▶ **What you should do**
The records should be repeated word for word, pictures excluded.

* Start *

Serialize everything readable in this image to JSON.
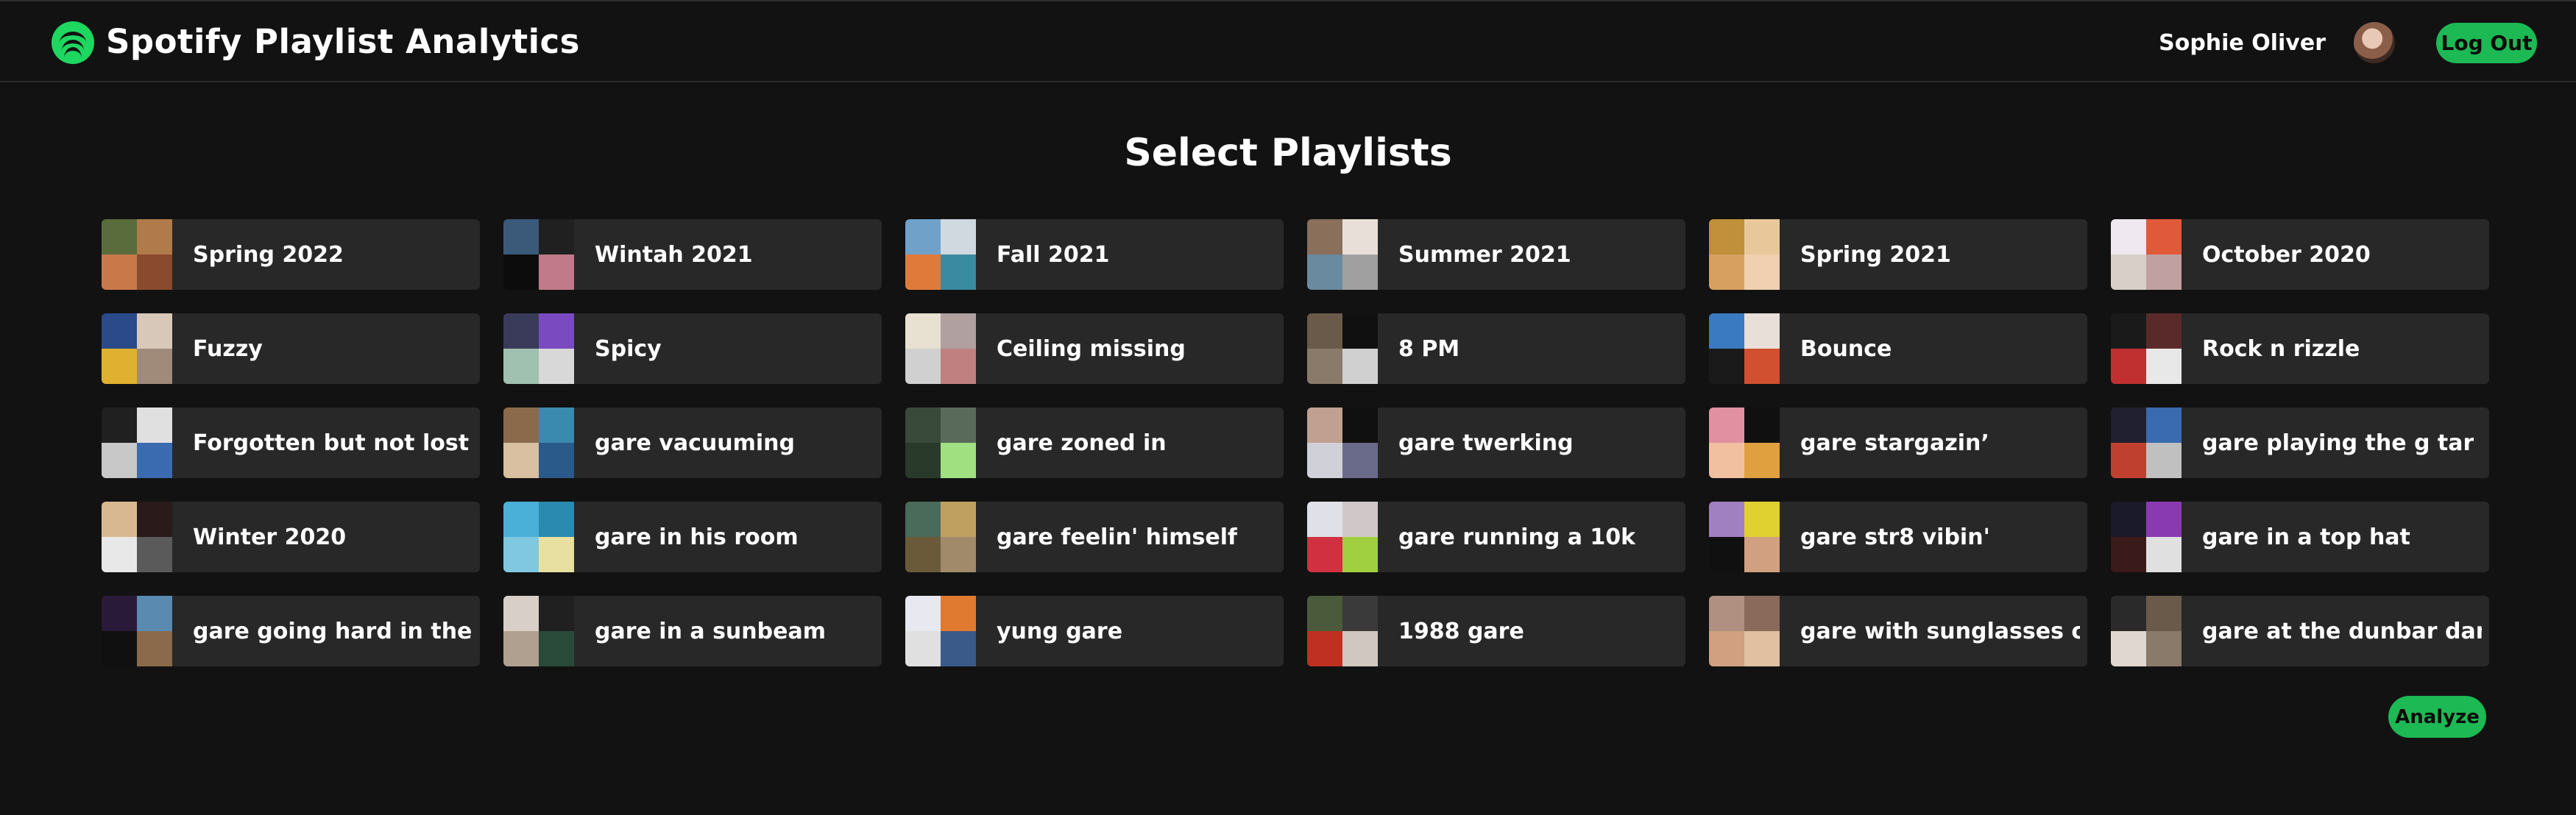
{
  "app": {
    "title": "Spotify Playlist Analytics",
    "logo_icon": "spotify-logo-icon",
    "accent": "#1db954"
  },
  "user": {
    "name": "Sophie Oliver",
    "logout_label": "Log Out"
  },
  "page": {
    "heading": "Select Playlists",
    "analyze_label": "Analyze"
  },
  "playlists": [
    {
      "name": "Spring 2022",
      "cover": [
        "#5a6b3c",
        "#b07a4a",
        "#c9784a",
        "#8a4a2e"
      ]
    },
    {
      "name": "Wintah 2021",
      "cover": [
        "#3b5a7a",
        "#202020",
        "#0c0c0c",
        "#c07a8a"
      ]
    },
    {
      "name": "Fall 2021",
      "cover": [
        "#6fa1c9",
        "#d0d8e0",
        "#e07a3a",
        "#3a8aa0"
      ]
    },
    {
      "name": "Summer 2021",
      "cover": [
        "#8a6f5a",
        "#e8e0d8",
        "#6a8aa0",
        "#a0a0a0"
      ]
    },
    {
      "name": "Spring 2021",
      "cover": [
        "#c0903a",
        "#e8c89a",
        "#d8a060",
        "#f0d0b0"
      ]
    },
    {
      "name": "October 2020",
      "cover": [
        "#f0e8f0",
        "#e05a3a",
        "#d8d0c8",
        "#c0a0a0"
      ]
    },
    {
      "name": "Fuzzy",
      "cover": [
        "#2a4a8a",
        "#d8c8b8",
        "#e0b030",
        "#a08a7a"
      ]
    },
    {
      "name": "Spicy",
      "cover": [
        "#3a3a5a",
        "#7a4ac0",
        "#a0c0b0",
        "#d8d8d8"
      ]
    },
    {
      "name": "Ceiling missing",
      "cover": [
        "#e8e0d0",
        "#b0a0a0",
        "#d0d0d0",
        "#c08080"
      ]
    },
    {
      "name": "8 PM",
      "cover": [
        "#6a5a4a",
        "#101010",
        "#8a7a6a",
        "#d0d0d0"
      ]
    },
    {
      "name": "Bounce",
      "cover": [
        "#3a7ac0",
        "#e8e0d8",
        "#1a1a1a",
        "#d05030"
      ]
    },
    {
      "name": "Rock n rizzle",
      "cover": [
        "#1a1a1a",
        "#5a2a2a",
        "#c03030",
        "#e8e8e8"
      ]
    },
    {
      "name": "Forgotten but not lost ;)",
      "cover": [
        "#202020",
        "#e0e0e0",
        "#c8c8c8",
        "#3a6ab0"
      ]
    },
    {
      "name": "gare vacuuming",
      "cover": [
        "#8a6a4a",
        "#3a8ab0",
        "#d8c0a0",
        "#2a5a8a"
      ]
    },
    {
      "name": "gare zoned in",
      "cover": [
        "#3a4a3a",
        "#5a6a5a",
        "#2a3a2a",
        "#a0e080"
      ]
    },
    {
      "name": "gare twerking",
      "cover": [
        "#c0a090",
        "#101010",
        "#d0d0d8",
        "#6a6a8a"
      ]
    },
    {
      "name": "gare stargazin’",
      "cover": [
        "#e090a0",
        "#101010",
        "#f0c0a0",
        "#e0a040"
      ]
    },
    {
      "name": "gare playing the g tar",
      "cover": [
        "#202030",
        "#3a6ab0",
        "#c04030",
        "#c0c0c0"
      ]
    },
    {
      "name": "Winter 2020",
      "cover": [
        "#d8b890",
        "#2a1a1a",
        "#e8e8e8",
        "#5a5a5a"
      ]
    },
    {
      "name": "gare in his room",
      "cover": [
        "#4ab0d8",
        "#2a8ab0",
        "#80c8e0",
        "#e8e0a0"
      ]
    },
    {
      "name": "gare feelin' himself",
      "cover": [
        "#4a6a5a",
        "#c0a060",
        "#6a5a3a",
        "#a08a6a"
      ]
    },
    {
      "name": "gare running a 10k",
      "cover": [
        "#e0e0e8",
        "#d0c8c8",
        "#d03040",
        "#a0d040"
      ]
    },
    {
      "name": "gare str8 vibin'",
      "cover": [
        "#a080c0",
        "#e0d030",
        "#101010",
        "#d0a080"
      ]
    },
    {
      "name": "gare in a top hat",
      "cover": [
        "#1a1a2a",
        "#8a3ab0",
        "#3a1a1a",
        "#e0e0e0"
      ]
    },
    {
      "name": "gare going hard in the p",
      "cover": [
        "#2a1a3a",
        "#5a8ab0",
        "#101010",
        "#8a6a4a"
      ]
    },
    {
      "name": "gare in a sunbeam",
      "cover": [
        "#d8d0c8",
        "#202020",
        "#b0a090",
        "#2a4a3a"
      ]
    },
    {
      "name": "yung gare",
      "cover": [
        "#e8e8f0",
        "#e07a30",
        "#e0e0e0",
        "#3a5a8a"
      ]
    },
    {
      "name": "1988 gare",
      "cover": [
        "#4a5a3a",
        "#3a3a3a",
        "#c03020",
        "#d0c8c0"
      ]
    },
    {
      "name": "gare with sunglasses on",
      "cover": [
        "#b09080",
        "#8a6a5a",
        "#d0a080",
        "#e0c0a0"
      ]
    },
    {
      "name": "gare at the dunbar dance",
      "cover": [
        "#2a2a2a",
        "#6a5a4a",
        "#e0d8d0",
        "#8a7a6a"
      ]
    }
  ]
}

* End *

▶ **Reply to the task**
Serialize everything readable in this image to JSON.
{
  "app": {
    "title": "Spotify Playlist Analytics",
    "logo_icon": "spotify-logo-icon",
    "accent": "#1db954"
  },
  "user": {
    "name": "Sophie Oliver",
    "logout_label": "Log Out"
  },
  "page": {
    "heading": "Select Playlists",
    "analyze_label": "Analyze"
  },
  "playlists": [
    {
      "name": "Spring 2022",
      "cover": [
        "#5a6b3c",
        "#b07a4a",
        "#c9784a",
        "#8a4a2e"
      ]
    },
    {
      "name": "Wintah 2021",
      "cover": [
        "#3b5a7a",
        "#202020",
        "#0c0c0c",
        "#c07a8a"
      ]
    },
    {
      "name": "Fall 2021",
      "cover": [
        "#6fa1c9",
        "#d0d8e0",
        "#e07a3a",
        "#3a8aa0"
      ]
    },
    {
      "name": "Summer 2021",
      "cover": [
        "#8a6f5a",
        "#e8e0d8",
        "#6a8aa0",
        "#a0a0a0"
      ]
    },
    {
      "name": "Spring 2021",
      "cover": [
        "#c0903a",
        "#e8c89a",
        "#d8a060",
        "#f0d0b0"
      ]
    },
    {
      "name": "October 2020",
      "cover": [
        "#f0e8f0",
        "#e05a3a",
        "#d8d0c8",
        "#c0a0a0"
      ]
    },
    {
      "name": "Fuzzy",
      "cover": [
        "#2a4a8a",
        "#d8c8b8",
        "#e0b030",
        "#a08a7a"
      ]
    },
    {
      "name": "Spicy",
      "cover": [
        "#3a3a5a",
        "#7a4ac0",
        "#a0c0b0",
        "#d8d8d8"
      ]
    },
    {
      "name": "Ceiling missing",
      "cover": [
        "#e8e0d0",
        "#b0a0a0",
        "#d0d0d0",
        "#c08080"
      ]
    },
    {
      "name": "8 PM",
      "cover": [
        "#6a5a4a",
        "#101010",
        "#8a7a6a",
        "#d0d0d0"
      ]
    },
    {
      "name": "Bounce",
      "cover": [
        "#3a7ac0",
        "#e8e0d8",
        "#1a1a1a",
        "#d05030"
      ]
    },
    {
      "name": "Rock n rizzle",
      "cover": [
        "#1a1a1a",
        "#5a2a2a",
        "#c03030",
        "#e8e8e8"
      ]
    },
    {
      "name": "Forgotten but not lost ;)",
      "cover": [
        "#202020",
        "#e0e0e0",
        "#c8c8c8",
        "#3a6ab0"
      ]
    },
    {
      "name": "gare vacuuming",
      "cover": [
        "#8a6a4a",
        "#3a8ab0",
        "#d8c0a0",
        "#2a5a8a"
      ]
    },
    {
      "name": "gare zoned in",
      "cover": [
        "#3a4a3a",
        "#5a6a5a",
        "#2a3a2a",
        "#a0e080"
      ]
    },
    {
      "name": "gare twerking",
      "cover": [
        "#c0a090",
        "#101010",
        "#d0d0d8",
        "#6a6a8a"
      ]
    },
    {
      "name": "gare stargazin’",
      "cover": [
        "#e090a0",
        "#101010",
        "#f0c0a0",
        "#e0a040"
      ]
    },
    {
      "name": "gare playing the g tar",
      "cover": [
        "#202030",
        "#3a6ab0",
        "#c04030",
        "#c0c0c0"
      ]
    },
    {
      "name": "Winter 2020",
      "cover": [
        "#d8b890",
        "#2a1a1a",
        "#e8e8e8",
        "#5a5a5a"
      ]
    },
    {
      "name": "gare in his room",
      "cover": [
        "#4ab0d8",
        "#2a8ab0",
        "#80c8e0",
        "#e8e0a0"
      ]
    },
    {
      "name": "gare feelin' himself",
      "cover": [
        "#4a6a5a",
        "#c0a060",
        "#6a5a3a",
        "#a08a6a"
      ]
    },
    {
      "name": "gare running a 10k",
      "cover": [
        "#e0e0e8",
        "#d0c8c8",
        "#d03040",
        "#a0d040"
      ]
    },
    {
      "name": "gare str8 vibin'",
      "cover": [
        "#a080c0",
        "#e0d030",
        "#101010",
        "#d0a080"
      ]
    },
    {
      "name": "gare in a top hat",
      "cover": [
        "#1a1a2a",
        "#8a3ab0",
        "#3a1a1a",
        "#e0e0e0"
      ]
    },
    {
      "name": "gare going hard in the p",
      "cover": [
        "#2a1a3a",
        "#5a8ab0",
        "#101010",
        "#8a6a4a"
      ]
    },
    {
      "name": "gare in a sunbeam",
      "cover": [
        "#d8d0c8",
        "#202020",
        "#b0a090",
        "#2a4a3a"
      ]
    },
    {
      "name": "yung gare",
      "cover": [
        "#e8e8f0",
        "#e07a30",
        "#e0e0e0",
        "#3a5a8a"
      ]
    },
    {
      "name": "1988 gare",
      "cover": [
        "#4a5a3a",
        "#3a3a3a",
        "#c03020",
        "#d0c8c0"
      ]
    },
    {
      "name": "gare with sunglasses on",
      "cover": [
        "#b09080",
        "#8a6a5a",
        "#d0a080",
        "#e0c0a0"
      ]
    },
    {
      "name": "gare at the dunbar dance",
      "cover": [
        "#2a2a2a",
        "#6a5a4a",
        "#e0d8d0",
        "#8a7a6a"
      ]
    }
  ]
}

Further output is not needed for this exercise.